What you have to do: Report the number of lines that include "Email", with no additional text.

Extracted information:
┄┄┄┄┄┄
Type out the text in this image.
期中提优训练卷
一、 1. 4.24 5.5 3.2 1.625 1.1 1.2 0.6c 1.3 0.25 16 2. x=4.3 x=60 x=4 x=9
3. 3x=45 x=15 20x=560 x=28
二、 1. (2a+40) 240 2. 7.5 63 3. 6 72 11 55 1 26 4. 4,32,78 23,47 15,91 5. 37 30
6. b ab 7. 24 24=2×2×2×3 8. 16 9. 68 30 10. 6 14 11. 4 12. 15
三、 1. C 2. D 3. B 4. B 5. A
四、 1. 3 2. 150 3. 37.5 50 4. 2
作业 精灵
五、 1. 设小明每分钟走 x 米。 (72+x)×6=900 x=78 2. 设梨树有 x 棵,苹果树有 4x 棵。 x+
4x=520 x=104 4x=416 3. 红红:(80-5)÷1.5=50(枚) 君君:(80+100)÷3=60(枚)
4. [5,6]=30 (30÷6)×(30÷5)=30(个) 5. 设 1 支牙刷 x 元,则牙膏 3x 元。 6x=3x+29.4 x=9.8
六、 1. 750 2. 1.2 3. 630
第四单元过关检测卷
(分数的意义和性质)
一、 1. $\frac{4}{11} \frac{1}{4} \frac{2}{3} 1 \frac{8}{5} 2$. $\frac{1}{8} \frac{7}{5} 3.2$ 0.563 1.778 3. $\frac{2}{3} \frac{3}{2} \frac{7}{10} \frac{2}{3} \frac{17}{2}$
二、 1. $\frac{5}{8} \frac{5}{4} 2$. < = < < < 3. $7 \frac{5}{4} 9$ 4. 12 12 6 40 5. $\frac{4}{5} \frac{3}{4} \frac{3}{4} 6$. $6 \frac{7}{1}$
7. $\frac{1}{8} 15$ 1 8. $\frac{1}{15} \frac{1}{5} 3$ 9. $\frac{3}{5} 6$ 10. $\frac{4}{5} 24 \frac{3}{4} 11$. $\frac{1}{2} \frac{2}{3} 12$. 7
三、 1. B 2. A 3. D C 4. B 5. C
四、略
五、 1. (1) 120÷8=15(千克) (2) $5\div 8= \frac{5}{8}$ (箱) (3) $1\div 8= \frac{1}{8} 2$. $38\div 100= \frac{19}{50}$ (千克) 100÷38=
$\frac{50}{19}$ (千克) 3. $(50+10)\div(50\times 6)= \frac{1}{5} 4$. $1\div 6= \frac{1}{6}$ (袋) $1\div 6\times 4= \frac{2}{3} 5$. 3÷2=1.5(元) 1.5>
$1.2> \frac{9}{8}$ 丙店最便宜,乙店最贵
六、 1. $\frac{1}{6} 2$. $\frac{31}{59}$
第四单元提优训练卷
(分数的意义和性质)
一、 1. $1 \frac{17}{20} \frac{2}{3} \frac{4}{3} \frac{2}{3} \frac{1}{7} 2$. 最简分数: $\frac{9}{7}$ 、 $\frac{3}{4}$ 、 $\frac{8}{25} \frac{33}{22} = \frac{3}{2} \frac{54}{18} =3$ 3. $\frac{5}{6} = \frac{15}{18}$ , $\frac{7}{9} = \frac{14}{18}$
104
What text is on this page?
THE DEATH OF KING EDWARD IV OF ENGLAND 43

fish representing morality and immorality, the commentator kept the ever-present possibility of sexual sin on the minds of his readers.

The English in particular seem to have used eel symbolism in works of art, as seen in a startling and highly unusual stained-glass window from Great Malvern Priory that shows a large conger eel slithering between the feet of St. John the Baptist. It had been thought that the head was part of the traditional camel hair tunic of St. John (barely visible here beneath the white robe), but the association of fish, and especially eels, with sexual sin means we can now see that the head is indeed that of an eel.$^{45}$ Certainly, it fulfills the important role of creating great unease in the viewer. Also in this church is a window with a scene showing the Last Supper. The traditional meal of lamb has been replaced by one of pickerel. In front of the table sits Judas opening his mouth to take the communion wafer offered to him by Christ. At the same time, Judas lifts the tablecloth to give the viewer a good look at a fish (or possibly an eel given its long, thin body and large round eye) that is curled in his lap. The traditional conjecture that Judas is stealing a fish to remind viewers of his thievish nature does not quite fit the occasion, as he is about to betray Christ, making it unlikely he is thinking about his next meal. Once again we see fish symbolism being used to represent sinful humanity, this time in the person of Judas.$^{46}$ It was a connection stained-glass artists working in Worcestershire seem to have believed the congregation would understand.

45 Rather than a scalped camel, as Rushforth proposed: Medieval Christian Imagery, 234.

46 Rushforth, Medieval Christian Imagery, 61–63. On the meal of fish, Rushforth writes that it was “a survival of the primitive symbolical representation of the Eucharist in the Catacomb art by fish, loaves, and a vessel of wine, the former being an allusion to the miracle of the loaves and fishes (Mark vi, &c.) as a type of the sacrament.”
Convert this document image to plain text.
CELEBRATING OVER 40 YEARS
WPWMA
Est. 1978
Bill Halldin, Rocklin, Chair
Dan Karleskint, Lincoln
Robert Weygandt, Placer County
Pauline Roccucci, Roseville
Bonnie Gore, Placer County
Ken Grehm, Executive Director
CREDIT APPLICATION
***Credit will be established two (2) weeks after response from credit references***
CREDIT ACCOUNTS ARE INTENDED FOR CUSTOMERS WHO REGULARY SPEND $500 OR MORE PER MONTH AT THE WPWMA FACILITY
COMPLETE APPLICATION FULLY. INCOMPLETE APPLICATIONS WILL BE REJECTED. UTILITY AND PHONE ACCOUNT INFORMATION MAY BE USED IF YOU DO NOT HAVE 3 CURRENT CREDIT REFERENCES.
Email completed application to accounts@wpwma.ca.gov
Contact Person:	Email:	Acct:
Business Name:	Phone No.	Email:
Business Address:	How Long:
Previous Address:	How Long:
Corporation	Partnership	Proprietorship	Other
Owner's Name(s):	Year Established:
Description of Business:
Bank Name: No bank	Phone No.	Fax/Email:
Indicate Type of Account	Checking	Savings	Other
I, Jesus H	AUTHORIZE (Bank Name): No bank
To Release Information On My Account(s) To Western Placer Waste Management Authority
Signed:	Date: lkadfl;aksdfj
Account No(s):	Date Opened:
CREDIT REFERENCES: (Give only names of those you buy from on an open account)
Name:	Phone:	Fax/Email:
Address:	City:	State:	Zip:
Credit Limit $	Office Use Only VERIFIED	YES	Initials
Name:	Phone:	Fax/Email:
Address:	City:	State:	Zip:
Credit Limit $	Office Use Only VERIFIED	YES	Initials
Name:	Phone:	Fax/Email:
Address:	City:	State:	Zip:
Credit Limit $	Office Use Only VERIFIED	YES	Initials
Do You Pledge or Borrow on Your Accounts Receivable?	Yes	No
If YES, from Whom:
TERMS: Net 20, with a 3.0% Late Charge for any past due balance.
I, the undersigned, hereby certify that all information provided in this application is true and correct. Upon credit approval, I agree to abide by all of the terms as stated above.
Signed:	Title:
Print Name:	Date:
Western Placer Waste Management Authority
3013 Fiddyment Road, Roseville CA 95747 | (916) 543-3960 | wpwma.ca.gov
┄┄┄┄┄┄
Finished task: 7